*Exercise*. Write out the records below once more, exactly as they stand.
────────────────────────────────────────
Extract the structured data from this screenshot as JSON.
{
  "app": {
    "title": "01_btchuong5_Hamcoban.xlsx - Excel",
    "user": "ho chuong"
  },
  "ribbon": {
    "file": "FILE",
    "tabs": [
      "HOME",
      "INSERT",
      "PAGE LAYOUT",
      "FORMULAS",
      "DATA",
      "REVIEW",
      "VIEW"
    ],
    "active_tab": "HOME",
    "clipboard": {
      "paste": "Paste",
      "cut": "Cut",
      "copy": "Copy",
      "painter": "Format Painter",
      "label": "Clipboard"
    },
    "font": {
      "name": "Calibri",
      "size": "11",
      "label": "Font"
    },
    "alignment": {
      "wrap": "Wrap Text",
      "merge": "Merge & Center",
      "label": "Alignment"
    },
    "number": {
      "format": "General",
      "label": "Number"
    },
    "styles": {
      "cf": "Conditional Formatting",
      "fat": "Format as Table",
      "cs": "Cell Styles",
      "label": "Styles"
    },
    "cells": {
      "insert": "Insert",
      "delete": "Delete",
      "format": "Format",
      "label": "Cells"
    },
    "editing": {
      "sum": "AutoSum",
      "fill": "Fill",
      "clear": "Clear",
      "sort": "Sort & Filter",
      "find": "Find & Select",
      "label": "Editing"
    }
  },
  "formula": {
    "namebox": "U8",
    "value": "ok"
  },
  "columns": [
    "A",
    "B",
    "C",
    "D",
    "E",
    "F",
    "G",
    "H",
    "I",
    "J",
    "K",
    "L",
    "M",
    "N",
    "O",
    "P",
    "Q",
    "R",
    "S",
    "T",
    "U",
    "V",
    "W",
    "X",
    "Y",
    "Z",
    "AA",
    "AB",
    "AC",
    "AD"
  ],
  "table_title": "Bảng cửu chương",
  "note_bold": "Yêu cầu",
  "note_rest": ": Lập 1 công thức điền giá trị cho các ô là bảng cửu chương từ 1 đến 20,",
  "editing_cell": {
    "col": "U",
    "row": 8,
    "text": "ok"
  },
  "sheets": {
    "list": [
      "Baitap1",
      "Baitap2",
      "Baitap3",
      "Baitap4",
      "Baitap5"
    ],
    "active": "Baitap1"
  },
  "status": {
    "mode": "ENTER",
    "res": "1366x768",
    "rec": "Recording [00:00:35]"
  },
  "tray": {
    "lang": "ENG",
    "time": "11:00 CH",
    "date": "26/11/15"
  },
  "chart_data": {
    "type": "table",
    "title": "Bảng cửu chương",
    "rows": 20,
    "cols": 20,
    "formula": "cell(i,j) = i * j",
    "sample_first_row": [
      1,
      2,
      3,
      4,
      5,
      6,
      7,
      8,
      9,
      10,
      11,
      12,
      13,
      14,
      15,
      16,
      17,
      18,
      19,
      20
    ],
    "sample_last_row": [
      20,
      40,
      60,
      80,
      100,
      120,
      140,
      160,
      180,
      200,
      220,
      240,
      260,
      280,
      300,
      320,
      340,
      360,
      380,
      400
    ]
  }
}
────────────────────────────────────────
*Complete answer*.
Extract the structured data from this screenshot as JSON.
{
  "app": {
    "title": "01_btchuong5_Hamcoban.xlsx - Excel",
    "user": "ho chuong"
  },
  "ribbon": {
    "file": "FILE",
    "tabs": [
      "HOME",
      "INSERT",
      "PAGE LAYOUT",
      "FORMULAS",
      "DATA",
      "REVIEW",
      "VIEW"
    ],
    "active_tab": "HOME",
    "clipboard": {
      "paste": "Paste",
      "cut": "Cut",
      "copy": "Copy",
      "painter": "Format Painter",
      "label": "Clipboard"
    },
    "font": {
      "name": "Calibri",
      "size": "11",
      "label": "Font"
    },
    "alignment": {
      "wrap": "Wrap Text",
      "merge": "Merge & Center",
      "label": "Alignment"
    },
    "number": {
      "format": "General",
      "label": "Number"
    },
    "styles": {
      "cf": "Conditional Formatting",
      "fat": "Format as Table",
      "cs": "Cell Styles",
      "label": "Styles"
    },
    "cells": {
      "insert": "Insert",
      "delete": "Delete",
      "format": "Format",
      "label": "Cells"
    },
    "editing": {
      "sum": "AutoSum",
      "fill": "Fill",
      "clear": "Clear",
      "sort": "Sort & Filter",
      "find": "Find & Select",
      "label": "Editing"
    }
  },
  "formula": {
    "namebox": "U8",
    "value": "ok"
  },
  "columns": [
    "A",
    "B",
    "C",
    "D",
    "E",
    "F",
    "G",
    "H",
    "I",
    "J",
    "K",
    "L",
    "M",
    "N",
    "O",
    "P",
    "Q",
    "R",
    "S",
    "T",
    "U",
    "V",
    "W",
    "X",
    "Y",
    "Z",
    "AA",
    "AB",
    "AC",
    "AD"
  ],
  "table_title": "Bảng cửu chương",
  "note_bold": "Yêu cầu",
  "note_rest": ": Lập 1 công thức điền giá trị cho các ô là bảng cửu chương từ 1 đến 20,",
  "editing_cell": {
    "col": "U",
    "row": 8,
    "text": "ok"
  },
  "sheets": {
    "list": [
      "Baitap1",
      "Baitap2",
      "Baitap3",
      "Baitap4",
      "Baitap5"
    ],
    "active": "Baitap1"
  },
  "status": {
    "mode": "ENTER",
    "res": "1366x768",
    "rec": "Recording [00:00:35]"
  },
  "tray": {
    "lang": "ENG",
    "time": "11:00 CH",
    "date": "26/11/15"
  },
  "chart_data": {
    "type": "table",
    "title": "Bảng cửu chương",
    "rows": 20,
    "cols": 20,
    "formula": "cell(i,j) = i * j",
    "sample_first_row": [
      1,
      2,
      3,
      4,
      5,
      6,
      7,
      8,
      9,
      10,
      11,
      12,
      13,
      14,
      15,
      16,
      17,
      18,
      19,
      20
    ],
    "sample_last_row": [
      20,
      40,
      60,
      80,
      100,
      120,
      140,
      160,
      180,
      200,
      220,
      240,
      260,
      280,
      300,
      320,
      340,
      360,
      380,
      400
    ]
  }
}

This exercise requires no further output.